[Rows start]

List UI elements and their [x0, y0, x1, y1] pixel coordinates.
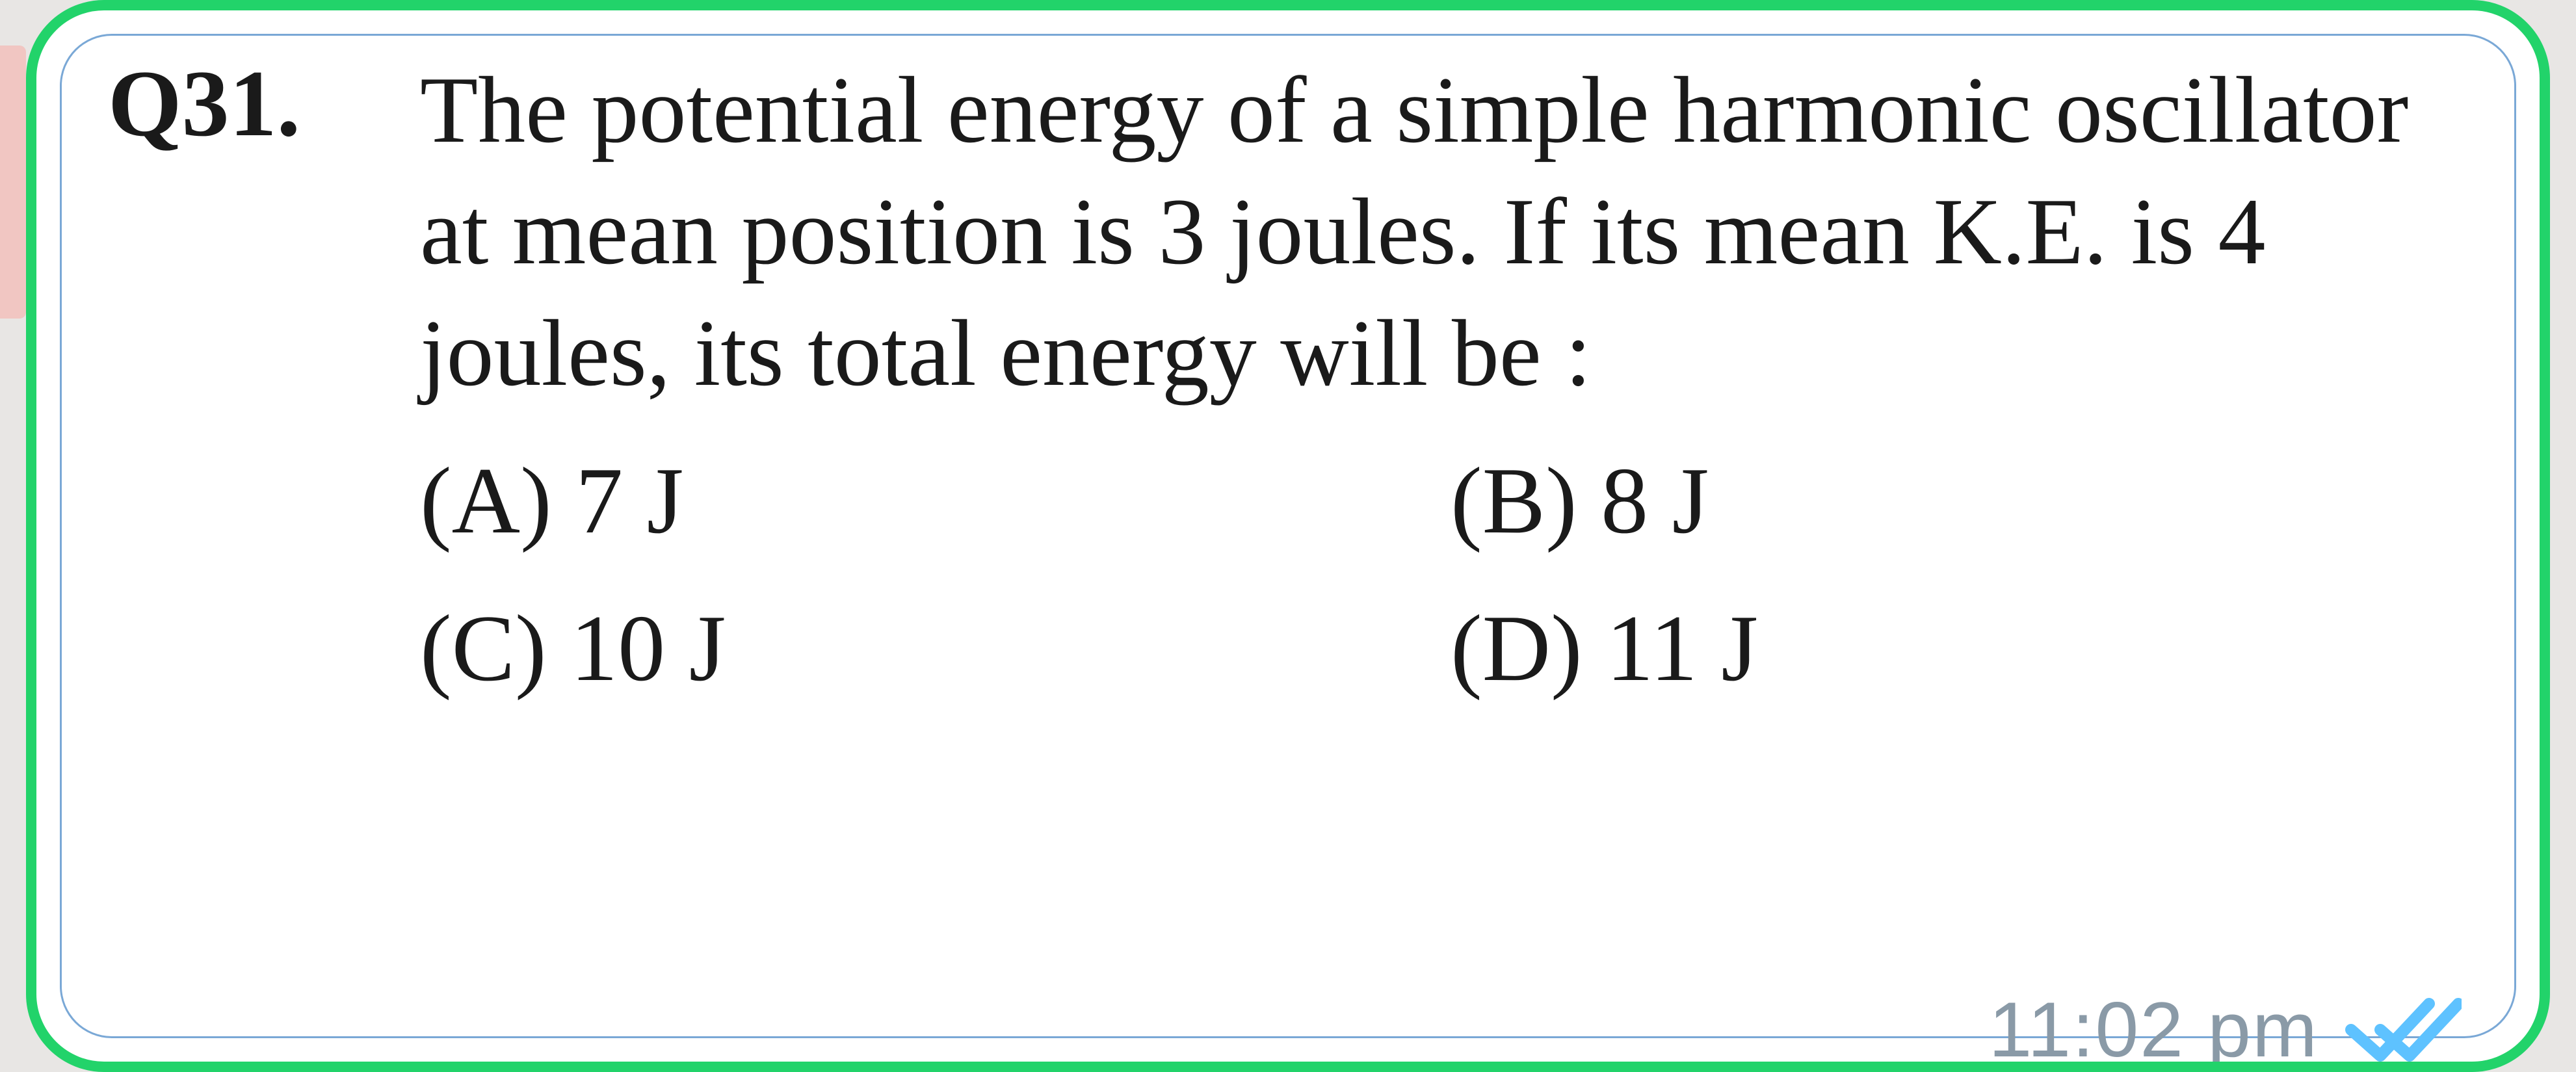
question-text: The potential energy of a simple harmoni…: [420, 49, 2481, 414]
option-a: (A) 7 J: [420, 440, 1451, 562]
timestamp-row: 11:02 pm: [1989, 985, 2462, 1072]
option-b: (B) 8 J: [1451, 440, 2481, 562]
options-grid: (A) 7 J (B) 8 J (C) 10 J (D) 11 J: [420, 440, 2481, 709]
message-bubble: Q31. The potential energy of a simple ha…: [26, 0, 2550, 1072]
question-block: Q31. The potential energy of a simple ha…: [108, 49, 2481, 709]
timestamp: 11:02 pm: [1989, 985, 2319, 1072]
left-side-tab: [0, 46, 26, 319]
question-row: Q31. The potential energy of a simple ha…: [108, 49, 2481, 709]
double-check-icon: [2345, 991, 2462, 1069]
question-body: The potential energy of a simple harmoni…: [420, 49, 2481, 709]
option-d: (D) 11 J: [1451, 588, 2481, 709]
question-number: Q31.: [108, 49, 420, 159]
option-c: (C) 10 J: [420, 588, 1451, 709]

[Rows end]

Can you write out the lines from the line with "question-text: The potential" to the line with "question-row: Q31. The", substituting "power" for every "energy" and leaving everything else the same?

question-text: The potential power of a simple harmoni…: [420, 49, 2481, 414]
option-a: (A) 7 J: [420, 440, 1451, 562]
timestamp-row: 11:02 pm: [1989, 985, 2462, 1072]
option-b: (B) 8 J: [1451, 440, 2481, 562]
options-grid: (A) 7 J (B) 8 J (C) 10 J (D) 11 J: [420, 440, 2481, 709]
message-bubble: Q31. The potential power of a simple ha…: [26, 0, 2550, 1072]
question-block: Q31. The potential power of a simple ha…: [108, 49, 2481, 709]
timestamp: 11:02 pm: [1989, 985, 2319, 1072]
left-side-tab: [0, 46, 26, 319]
question-row: Q31. The potential power of a simple ha…: [108, 49, 2481, 709]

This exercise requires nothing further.